··· Extracted entries

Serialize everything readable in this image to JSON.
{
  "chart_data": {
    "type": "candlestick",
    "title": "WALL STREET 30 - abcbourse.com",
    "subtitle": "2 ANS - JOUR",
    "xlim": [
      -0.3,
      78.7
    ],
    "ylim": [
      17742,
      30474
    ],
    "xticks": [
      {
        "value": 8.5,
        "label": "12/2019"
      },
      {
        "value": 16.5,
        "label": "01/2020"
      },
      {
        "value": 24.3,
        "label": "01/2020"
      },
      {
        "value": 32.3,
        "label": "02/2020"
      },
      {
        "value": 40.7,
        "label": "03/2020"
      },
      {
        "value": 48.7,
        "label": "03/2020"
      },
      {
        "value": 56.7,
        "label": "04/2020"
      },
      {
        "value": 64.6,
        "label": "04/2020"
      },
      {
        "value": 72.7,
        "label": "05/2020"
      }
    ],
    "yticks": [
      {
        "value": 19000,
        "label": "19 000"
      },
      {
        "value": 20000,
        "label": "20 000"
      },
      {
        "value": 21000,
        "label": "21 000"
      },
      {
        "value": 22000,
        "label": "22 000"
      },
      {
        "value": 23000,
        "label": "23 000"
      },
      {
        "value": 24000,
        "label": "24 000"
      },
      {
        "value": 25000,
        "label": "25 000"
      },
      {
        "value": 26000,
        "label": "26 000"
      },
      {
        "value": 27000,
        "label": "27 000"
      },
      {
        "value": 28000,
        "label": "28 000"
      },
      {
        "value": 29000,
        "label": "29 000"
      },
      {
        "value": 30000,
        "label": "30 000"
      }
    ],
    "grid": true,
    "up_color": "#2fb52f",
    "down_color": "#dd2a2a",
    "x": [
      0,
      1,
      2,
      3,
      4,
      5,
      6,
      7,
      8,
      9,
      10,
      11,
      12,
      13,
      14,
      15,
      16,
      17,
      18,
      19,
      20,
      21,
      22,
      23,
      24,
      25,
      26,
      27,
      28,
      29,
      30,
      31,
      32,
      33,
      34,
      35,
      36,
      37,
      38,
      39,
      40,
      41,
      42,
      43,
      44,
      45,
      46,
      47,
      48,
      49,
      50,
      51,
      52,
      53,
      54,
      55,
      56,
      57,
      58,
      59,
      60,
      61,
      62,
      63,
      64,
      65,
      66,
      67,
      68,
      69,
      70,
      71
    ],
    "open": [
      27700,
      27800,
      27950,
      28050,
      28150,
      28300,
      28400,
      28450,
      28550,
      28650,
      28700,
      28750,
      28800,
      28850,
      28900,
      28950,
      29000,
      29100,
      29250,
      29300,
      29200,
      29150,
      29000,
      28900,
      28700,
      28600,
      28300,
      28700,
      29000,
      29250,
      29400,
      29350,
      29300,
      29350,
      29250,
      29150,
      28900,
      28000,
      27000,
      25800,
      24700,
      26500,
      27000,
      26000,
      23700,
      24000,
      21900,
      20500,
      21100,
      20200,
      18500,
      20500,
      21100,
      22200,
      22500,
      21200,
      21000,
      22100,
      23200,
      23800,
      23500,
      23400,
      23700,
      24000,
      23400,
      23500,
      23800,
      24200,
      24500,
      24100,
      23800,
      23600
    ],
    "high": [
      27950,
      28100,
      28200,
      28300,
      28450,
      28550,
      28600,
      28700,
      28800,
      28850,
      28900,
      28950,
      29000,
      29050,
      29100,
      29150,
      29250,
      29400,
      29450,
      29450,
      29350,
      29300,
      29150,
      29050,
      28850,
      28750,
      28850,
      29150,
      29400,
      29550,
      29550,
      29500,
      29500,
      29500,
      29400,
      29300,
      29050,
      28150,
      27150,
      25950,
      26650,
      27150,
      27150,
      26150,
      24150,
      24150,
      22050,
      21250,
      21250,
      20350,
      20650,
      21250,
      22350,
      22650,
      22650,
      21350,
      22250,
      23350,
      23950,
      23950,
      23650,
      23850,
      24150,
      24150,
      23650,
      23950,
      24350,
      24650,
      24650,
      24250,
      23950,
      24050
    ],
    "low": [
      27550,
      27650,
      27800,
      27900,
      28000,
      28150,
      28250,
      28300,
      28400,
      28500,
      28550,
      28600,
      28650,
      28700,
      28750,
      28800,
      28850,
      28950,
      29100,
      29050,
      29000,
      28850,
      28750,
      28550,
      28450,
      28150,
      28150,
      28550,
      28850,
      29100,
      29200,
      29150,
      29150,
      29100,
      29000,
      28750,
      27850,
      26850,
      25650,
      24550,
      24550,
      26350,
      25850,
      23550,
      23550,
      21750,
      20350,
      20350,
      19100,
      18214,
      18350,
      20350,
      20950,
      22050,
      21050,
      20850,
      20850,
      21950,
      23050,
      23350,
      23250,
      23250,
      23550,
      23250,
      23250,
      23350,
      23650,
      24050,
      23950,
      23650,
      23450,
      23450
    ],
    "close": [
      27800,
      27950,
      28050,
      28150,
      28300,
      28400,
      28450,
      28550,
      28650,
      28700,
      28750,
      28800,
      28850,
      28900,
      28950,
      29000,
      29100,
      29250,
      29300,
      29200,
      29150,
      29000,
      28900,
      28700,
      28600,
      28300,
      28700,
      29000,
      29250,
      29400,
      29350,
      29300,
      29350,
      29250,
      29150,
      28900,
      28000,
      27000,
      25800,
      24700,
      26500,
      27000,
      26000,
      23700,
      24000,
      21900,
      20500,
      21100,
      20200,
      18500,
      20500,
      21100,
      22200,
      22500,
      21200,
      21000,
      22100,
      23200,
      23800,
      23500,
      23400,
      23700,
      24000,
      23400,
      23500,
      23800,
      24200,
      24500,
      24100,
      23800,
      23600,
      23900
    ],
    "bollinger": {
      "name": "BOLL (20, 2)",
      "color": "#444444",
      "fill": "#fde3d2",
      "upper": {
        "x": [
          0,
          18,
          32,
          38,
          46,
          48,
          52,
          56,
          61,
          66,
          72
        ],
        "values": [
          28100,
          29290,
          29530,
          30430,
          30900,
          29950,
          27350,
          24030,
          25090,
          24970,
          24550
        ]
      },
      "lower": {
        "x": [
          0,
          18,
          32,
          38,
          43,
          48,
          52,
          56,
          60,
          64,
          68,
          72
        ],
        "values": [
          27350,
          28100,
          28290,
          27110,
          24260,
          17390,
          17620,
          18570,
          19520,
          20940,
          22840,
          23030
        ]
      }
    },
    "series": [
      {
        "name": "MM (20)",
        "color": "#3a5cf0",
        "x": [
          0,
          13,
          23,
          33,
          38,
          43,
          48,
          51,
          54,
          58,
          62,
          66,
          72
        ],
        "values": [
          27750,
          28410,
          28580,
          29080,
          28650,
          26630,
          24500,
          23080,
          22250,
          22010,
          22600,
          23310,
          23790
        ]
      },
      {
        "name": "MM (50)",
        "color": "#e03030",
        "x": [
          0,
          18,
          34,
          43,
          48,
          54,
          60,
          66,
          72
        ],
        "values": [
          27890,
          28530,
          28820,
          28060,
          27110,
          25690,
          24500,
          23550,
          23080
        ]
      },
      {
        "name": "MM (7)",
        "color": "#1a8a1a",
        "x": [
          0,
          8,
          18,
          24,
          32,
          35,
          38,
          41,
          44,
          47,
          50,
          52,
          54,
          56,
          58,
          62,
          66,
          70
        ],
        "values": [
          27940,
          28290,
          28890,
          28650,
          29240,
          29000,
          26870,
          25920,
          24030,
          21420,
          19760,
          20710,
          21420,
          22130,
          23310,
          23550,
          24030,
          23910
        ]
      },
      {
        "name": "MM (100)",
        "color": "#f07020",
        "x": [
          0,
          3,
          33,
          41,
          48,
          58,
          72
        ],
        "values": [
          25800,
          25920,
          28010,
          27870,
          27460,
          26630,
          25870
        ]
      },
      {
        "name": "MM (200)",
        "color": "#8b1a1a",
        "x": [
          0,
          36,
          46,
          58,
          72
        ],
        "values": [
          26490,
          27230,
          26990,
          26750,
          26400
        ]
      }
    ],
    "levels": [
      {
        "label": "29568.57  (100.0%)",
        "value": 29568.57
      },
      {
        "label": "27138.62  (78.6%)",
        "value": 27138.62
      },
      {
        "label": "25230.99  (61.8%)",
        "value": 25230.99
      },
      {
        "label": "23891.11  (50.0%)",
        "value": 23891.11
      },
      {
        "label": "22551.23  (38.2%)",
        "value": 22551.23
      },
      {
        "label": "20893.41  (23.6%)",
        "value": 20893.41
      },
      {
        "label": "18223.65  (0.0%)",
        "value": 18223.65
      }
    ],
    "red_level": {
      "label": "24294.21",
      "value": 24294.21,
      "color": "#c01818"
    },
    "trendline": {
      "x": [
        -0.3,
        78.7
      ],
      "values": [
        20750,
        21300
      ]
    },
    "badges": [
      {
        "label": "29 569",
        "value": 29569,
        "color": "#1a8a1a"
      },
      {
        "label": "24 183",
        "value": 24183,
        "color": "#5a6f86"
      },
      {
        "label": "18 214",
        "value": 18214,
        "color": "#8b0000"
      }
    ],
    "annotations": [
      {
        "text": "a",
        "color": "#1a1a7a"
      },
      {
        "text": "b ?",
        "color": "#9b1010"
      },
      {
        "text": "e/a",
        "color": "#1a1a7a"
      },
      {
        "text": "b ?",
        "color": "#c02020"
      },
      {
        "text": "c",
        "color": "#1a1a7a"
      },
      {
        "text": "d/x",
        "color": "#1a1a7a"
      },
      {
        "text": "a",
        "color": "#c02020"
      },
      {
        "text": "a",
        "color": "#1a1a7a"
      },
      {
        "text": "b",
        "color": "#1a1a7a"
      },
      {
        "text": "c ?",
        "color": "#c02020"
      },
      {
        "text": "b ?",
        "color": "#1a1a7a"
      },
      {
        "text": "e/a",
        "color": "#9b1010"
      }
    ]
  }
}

······

• [Required task]: Identify how many lines in the entries above include the string "name", then state that number alone.

• [Exercise response]: 6